→ DIRECTIONS: Please repeat all of the lines that follow, exactly as written.

** Start EXTRACTED DATA **

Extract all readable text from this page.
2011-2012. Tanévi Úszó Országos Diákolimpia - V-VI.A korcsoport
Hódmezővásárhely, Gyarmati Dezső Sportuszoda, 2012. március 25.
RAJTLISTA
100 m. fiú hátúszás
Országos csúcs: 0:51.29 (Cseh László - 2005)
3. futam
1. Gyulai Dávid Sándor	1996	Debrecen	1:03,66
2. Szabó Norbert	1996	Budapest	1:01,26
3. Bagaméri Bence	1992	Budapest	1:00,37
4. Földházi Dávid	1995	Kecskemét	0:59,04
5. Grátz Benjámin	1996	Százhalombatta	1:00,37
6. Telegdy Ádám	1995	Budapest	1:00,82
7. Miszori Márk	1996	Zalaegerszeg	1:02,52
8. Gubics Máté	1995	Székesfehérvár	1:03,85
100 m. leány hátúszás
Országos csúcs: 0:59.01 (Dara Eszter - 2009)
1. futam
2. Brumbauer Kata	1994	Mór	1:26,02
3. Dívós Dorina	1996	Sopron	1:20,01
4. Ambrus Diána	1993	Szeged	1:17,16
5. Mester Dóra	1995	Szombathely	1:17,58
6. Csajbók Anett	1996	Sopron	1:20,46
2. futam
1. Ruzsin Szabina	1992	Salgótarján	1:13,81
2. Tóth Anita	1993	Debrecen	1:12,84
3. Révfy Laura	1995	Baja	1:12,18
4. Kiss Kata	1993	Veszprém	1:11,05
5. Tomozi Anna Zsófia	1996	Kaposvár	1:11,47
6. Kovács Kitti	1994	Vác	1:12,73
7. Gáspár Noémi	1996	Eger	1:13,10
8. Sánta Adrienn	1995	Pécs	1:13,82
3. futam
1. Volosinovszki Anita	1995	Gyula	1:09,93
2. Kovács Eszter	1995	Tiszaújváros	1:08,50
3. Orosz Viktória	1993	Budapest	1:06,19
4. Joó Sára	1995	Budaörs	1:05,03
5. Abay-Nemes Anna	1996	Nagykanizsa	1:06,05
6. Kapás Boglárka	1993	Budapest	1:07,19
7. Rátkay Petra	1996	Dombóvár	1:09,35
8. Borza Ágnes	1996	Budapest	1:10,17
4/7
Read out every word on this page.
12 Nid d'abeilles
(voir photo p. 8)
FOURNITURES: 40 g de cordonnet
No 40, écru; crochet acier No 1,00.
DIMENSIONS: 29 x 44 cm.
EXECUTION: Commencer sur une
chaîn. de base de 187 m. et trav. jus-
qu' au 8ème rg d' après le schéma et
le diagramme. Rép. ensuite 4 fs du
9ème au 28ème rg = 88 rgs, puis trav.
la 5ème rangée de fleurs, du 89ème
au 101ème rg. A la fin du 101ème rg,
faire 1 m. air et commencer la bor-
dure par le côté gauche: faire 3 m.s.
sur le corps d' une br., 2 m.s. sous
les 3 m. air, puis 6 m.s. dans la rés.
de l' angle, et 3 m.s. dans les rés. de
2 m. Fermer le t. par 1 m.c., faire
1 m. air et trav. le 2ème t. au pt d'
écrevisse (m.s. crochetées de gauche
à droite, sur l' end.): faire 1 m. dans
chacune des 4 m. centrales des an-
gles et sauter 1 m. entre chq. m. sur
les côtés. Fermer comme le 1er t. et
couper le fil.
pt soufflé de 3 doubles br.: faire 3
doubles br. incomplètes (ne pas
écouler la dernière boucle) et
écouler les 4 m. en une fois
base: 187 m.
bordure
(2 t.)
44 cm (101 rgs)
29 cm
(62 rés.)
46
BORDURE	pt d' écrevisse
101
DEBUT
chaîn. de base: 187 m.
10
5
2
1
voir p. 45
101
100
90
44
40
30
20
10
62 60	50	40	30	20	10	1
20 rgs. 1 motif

** End EXTRACTED DATA **

→ RESPONSE TO THIS TASK:
Extract all readable text from this page.
2011-2012. Tanévi Úszó Országos Diákolimpia - V-VI.A korcsoport
Hódmezővásárhely, Gyarmati Dezső Sportuszoda, 2012. március 25.
RAJTLISTA
100 m. fiú hátúszás
Országos csúcs: 0:51.29 (Cseh László - 2005)
3. futam
1. Gyulai Dávid Sándor	1996	Debrecen	1:03,66
2. Szabó Norbert	1996	Budapest	1:01,26
3. Bagaméri Bence	1992	Budapest	1:00,37
4. Földházi Dávid	1995	Kecskemét	0:59,04
5. Grátz Benjámin	1996	Százhalombatta	1:00,37
6. Telegdy Ádám	1995	Budapest	1:00,82
7. Miszori Márk	1996	Zalaegerszeg	1:02,52
8. Gubics Máté	1995	Székesfehérvár	1:03,85
100 m. leány hátúszás
Országos csúcs: 0:59.01 (Dara Eszter - 2009)
1. futam
2. Brumbauer Kata	1994	Mór	1:26,02
3. Dívós Dorina	1996	Sopron	1:20,01
4. Ambrus Diána	1993	Szeged	1:17,16
5. Mester Dóra	1995	Szombathely	1:17,58
6. Csajbók Anett	1996	Sopron	1:20,46
2. futam
1. Ruzsin Szabina	1992	Salgótarján	1:13,81
2. Tóth Anita	1993	Debrecen	1:12,84
3. Révfy Laura	1995	Baja	1:12,18
4. Kiss Kata	1993	Veszprém	1:11,05
5. Tomozi Anna Zsófia	1996	Kaposvár	1:11,47
6. Kovács Kitti	1994	Vác	1:12,73
7. Gáspár Noémi	1996	Eger	1:13,10
8. Sánta Adrienn	1995	Pécs	1:13,82
3. futam
1. Volosinovszki Anita	1995	Gyula	1:09,93
2. Kovács Eszter	1995	Tiszaújváros	1:08,50
3. Orosz Viktória	1993	Budapest	1:06,19
4. Joó Sára	1995	Budaörs	1:05,03
5. Abay-Nemes Anna	1996	Nagykanizsa	1:06,05
6. Kapás Boglárka	1993	Budapest	1:07,19
7. Rátkay Petra	1996	Dombóvár	1:09,35
8. Borza Ágnes	1996	Budapest	1:10,17
4/7
Read out every word on this page.
12 Nid d'abeilles
(voir photo p. 8)
FOURNITURES: 40 g de cordonnet
No 40, écru; crochet acier No 1,00.
DIMENSIONS: 29 x 44 cm.
EXECUTION: Commencer sur une
chaîn. de base de 187 m. et trav. jus-
qu' au 8ème rg d' après le schéma et
le diagramme. Rép. ensuite 4 fs du
9ème au 28ème rg = 88 rgs, puis trav.
la 5ème rangée de fleurs, du 89ème
au 101ème rg. A la fin du 101ème rg,
faire 1 m. air et commencer la bor-
dure par le côté gauche: faire 3 m.s.
sur le corps d' une br., 2 m.s. sous
les 3 m. air, puis 6 m.s. dans la rés.
de l' angle, et 3 m.s. dans les rés. de
2 m. Fermer le t. par 1 m.c., faire
1 m. air et trav. le 2ème t. au pt d'
écrevisse (m.s. crochetées de gauche
à droite, sur l' end.): faire 1 m. dans
chacune des 4 m. centrales des an-
gles et sauter 1 m. entre chq. m. sur
les côtés. Fermer comme le 1er t. et
couper le fil.
pt soufflé de 3 doubles br.: faire 3
doubles br. incomplètes (ne pas
écouler la dernière boucle) et
écouler les 4 m. en une fois
base: 187 m.
bordure
(2 t.)
44 cm (101 rgs)
29 cm
(62 rés.)
46
BORDURE	pt d' écrevisse
101
DEBUT
chaîn. de base: 187 m.
10
5
2
1
voir p. 45
101
100
90
44
40
30
20
10
62 60	50	40	30	20	10	1
20 rgs. 1 motif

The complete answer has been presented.